*Short exercise:* Only lines holding the word "Output" should be copied from the material.

*Extracted data:*
▽

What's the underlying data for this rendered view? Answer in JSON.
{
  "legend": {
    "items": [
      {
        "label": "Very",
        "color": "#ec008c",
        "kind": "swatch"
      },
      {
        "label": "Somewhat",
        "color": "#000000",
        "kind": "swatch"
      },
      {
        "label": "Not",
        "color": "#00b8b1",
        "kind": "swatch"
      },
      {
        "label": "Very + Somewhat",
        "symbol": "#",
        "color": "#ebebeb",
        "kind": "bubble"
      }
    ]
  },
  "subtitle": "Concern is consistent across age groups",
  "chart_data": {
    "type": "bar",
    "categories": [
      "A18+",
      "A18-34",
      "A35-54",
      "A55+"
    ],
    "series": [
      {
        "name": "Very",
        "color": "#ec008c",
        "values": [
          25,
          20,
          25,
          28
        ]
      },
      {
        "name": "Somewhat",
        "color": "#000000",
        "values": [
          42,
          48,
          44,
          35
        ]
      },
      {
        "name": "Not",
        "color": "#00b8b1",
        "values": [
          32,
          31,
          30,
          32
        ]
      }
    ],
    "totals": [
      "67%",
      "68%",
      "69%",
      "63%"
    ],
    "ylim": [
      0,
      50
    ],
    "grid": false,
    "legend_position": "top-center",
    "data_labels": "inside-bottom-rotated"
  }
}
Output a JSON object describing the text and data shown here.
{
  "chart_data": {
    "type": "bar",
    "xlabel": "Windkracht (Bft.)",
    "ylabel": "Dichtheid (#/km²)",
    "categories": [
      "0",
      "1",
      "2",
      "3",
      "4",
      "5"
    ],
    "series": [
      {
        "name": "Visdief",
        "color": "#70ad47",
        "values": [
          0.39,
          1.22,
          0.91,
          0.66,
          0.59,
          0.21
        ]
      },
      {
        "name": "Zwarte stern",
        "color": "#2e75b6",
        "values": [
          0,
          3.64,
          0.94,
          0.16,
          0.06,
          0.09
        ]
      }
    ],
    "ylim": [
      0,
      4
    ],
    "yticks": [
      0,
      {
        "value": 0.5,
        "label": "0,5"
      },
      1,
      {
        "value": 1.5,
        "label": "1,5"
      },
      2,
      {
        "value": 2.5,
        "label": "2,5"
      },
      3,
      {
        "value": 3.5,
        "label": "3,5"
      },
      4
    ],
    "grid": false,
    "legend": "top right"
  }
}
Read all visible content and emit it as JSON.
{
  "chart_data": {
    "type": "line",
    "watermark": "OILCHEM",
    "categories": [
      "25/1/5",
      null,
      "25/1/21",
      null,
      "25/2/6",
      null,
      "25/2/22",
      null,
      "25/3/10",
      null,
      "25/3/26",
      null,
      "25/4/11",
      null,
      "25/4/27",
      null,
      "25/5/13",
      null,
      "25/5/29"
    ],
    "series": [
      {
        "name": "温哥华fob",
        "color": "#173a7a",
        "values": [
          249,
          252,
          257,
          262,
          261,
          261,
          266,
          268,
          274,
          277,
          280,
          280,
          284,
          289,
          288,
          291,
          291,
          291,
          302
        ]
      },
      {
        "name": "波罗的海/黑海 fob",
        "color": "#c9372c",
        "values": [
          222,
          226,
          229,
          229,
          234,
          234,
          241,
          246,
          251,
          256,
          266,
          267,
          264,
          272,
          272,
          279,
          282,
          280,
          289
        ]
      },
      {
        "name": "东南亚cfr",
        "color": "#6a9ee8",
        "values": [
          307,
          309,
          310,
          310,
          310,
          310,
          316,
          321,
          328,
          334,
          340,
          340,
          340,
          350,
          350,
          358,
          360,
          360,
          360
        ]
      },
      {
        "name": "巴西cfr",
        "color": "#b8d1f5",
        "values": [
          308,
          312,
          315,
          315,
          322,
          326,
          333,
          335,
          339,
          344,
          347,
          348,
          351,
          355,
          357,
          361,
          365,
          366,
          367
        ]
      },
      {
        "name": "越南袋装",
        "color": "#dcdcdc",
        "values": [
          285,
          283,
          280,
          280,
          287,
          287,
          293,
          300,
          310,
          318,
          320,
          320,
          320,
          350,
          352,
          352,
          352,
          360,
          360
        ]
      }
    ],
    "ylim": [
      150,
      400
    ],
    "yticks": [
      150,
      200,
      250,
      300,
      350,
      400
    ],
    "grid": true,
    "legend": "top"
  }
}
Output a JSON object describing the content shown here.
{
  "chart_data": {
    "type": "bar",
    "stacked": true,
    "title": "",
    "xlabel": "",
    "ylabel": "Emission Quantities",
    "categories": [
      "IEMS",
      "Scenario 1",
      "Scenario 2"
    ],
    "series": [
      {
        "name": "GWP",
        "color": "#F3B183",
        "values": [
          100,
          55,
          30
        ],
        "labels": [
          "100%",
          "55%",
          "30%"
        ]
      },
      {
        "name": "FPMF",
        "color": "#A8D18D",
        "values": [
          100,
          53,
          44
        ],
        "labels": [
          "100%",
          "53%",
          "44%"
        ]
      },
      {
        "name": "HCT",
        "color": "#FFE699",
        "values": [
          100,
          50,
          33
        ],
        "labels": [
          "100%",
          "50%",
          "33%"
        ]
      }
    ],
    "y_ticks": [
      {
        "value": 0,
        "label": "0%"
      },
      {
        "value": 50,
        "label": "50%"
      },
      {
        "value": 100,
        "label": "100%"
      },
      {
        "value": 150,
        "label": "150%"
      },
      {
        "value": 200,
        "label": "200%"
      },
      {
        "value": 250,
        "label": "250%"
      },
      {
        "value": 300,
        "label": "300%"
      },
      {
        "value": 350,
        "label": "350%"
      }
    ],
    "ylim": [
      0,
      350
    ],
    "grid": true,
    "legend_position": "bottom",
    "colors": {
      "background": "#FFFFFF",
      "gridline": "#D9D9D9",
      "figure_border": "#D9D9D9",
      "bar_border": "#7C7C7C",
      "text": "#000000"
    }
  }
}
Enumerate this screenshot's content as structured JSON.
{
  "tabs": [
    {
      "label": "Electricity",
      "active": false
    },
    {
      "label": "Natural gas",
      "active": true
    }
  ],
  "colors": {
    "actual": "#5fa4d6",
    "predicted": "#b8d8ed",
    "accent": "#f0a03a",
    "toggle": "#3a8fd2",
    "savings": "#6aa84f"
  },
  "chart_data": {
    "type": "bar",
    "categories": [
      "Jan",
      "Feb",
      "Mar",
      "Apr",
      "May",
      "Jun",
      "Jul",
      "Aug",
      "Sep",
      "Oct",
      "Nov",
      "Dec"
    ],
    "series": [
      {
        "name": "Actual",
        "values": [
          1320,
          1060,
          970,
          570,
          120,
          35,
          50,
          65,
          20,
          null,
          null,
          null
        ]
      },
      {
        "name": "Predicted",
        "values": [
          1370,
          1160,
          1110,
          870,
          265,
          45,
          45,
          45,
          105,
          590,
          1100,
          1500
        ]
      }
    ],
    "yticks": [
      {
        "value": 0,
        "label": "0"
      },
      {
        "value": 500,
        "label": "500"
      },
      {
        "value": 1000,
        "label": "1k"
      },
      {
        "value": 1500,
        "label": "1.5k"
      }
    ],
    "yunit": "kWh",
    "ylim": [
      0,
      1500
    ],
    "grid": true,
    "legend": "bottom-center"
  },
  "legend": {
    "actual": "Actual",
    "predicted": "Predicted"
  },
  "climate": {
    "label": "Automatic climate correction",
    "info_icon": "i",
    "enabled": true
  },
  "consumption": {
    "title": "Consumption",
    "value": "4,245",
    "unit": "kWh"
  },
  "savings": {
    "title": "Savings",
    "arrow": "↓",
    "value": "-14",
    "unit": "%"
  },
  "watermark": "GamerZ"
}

△

*Exercise response:*
Output a JSON object describing the text and data shown here.
Output a JSON object describing the content shown here.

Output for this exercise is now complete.